*What needs to be done*.
In two sentences, summarize the text about Eichler homes in Hillsborough and Atherton.

*Given text*.

━━━━━━━━

Touring Hillsborough & Atherton Eichlers

While many people who live in Eichlers in Hillsborough and Atherton love the homes, economic forces are betting against their continued existence. Here, Bobby Thompson, Chelsea Woo, and daughter Frankie enjoy a musical interlude in their Hillsborough home. Photo by Sabrina Huang

Once there were 18 Eichler homes in two of the Bay Area’s wealthiest communities, Hillsborough and Atherton. Today there are 11.

Joe Eichler liked the towns so much he lived there himself, first in a Frank Lloyd Wright home in Hillsborough, and then in not one but two custom Eichler homes in Atherton and Hillsborough.

Are the Eichlers of Hillsborough and Atherton a threatened species, as the numbers might suggest. In ‘Slipping Away,’ our sneak preview of the new summer '17 issue of CA-Modern magazine, we consider that question – and offer a degree of hope.

Along with threats to Eichler homes posed by skyrocketing property values and the desire of some buyers to replace these relatively modest homes with giant ones, we find some people who continue to treasure and preserve their Eichlers in these two bucolic communities.

━━━━━━━━

Stored items from a collection
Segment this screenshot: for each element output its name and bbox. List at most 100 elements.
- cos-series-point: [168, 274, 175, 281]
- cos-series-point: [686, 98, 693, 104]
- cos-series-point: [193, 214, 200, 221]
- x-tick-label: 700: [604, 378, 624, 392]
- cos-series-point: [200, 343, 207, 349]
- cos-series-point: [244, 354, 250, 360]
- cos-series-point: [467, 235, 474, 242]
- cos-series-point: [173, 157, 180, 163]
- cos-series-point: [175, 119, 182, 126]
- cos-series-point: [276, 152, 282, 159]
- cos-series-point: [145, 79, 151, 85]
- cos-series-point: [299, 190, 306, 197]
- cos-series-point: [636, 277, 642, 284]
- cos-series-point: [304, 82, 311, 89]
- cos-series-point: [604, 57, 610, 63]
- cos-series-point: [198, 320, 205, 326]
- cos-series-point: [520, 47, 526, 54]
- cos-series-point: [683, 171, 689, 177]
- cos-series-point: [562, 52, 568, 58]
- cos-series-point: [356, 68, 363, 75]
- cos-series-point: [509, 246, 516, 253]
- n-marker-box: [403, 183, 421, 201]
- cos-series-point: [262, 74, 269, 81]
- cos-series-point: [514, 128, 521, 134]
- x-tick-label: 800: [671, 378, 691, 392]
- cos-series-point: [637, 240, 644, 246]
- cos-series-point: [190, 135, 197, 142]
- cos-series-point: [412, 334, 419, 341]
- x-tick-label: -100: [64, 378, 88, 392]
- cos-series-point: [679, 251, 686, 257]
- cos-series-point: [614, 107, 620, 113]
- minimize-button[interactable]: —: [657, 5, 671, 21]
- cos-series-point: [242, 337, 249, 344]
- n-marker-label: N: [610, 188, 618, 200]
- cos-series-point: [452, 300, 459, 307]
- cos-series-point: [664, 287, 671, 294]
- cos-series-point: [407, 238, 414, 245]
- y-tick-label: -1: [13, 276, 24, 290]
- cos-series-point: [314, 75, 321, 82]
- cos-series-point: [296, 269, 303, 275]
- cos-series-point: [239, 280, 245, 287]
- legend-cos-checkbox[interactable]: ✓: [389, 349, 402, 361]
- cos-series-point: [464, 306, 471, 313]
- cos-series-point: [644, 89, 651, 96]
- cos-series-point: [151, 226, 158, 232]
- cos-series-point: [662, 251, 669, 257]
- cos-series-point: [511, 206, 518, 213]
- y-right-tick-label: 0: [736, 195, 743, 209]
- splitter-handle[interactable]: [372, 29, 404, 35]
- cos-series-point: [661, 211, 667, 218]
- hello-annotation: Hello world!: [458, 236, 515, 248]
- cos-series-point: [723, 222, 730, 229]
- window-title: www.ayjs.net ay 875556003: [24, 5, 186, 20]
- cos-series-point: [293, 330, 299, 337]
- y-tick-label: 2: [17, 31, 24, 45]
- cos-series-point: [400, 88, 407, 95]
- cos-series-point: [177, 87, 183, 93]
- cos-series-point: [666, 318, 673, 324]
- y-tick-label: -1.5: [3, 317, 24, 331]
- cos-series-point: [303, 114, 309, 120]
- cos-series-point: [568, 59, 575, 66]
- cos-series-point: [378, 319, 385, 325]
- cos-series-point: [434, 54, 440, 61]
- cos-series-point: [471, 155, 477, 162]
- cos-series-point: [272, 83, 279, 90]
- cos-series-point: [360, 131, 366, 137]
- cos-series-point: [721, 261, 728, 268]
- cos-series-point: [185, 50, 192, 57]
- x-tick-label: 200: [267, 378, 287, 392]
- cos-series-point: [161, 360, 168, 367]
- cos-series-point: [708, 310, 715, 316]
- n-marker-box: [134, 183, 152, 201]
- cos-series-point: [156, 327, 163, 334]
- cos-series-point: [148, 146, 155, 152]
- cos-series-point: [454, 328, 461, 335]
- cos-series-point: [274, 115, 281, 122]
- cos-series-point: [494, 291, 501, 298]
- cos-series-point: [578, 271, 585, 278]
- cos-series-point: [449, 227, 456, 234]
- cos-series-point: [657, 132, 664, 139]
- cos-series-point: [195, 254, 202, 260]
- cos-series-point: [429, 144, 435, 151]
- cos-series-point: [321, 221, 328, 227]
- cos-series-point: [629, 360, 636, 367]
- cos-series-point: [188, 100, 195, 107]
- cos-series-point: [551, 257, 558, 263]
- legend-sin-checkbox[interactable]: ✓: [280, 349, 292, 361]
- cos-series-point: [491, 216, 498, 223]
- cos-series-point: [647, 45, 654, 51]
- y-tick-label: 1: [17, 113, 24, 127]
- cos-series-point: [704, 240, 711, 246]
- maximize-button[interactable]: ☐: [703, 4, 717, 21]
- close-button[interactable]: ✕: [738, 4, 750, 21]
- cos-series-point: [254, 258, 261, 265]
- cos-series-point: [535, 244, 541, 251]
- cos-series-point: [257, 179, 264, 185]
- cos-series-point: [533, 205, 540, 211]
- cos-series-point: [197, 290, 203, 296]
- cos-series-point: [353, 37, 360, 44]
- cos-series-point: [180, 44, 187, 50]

━━━━━━━━

*Written reply*.
Hillsborough and Atherton once had 18 Eichler homes and now have 11, which are threatened by skyrocketing property values and by buyers who want to replace them with giant homes. A preview of CA-Modern magazine's summer '17 issue asks whether these Eichlers are a threatened species and offers some hope, since some people there still treasure and preserve theirs.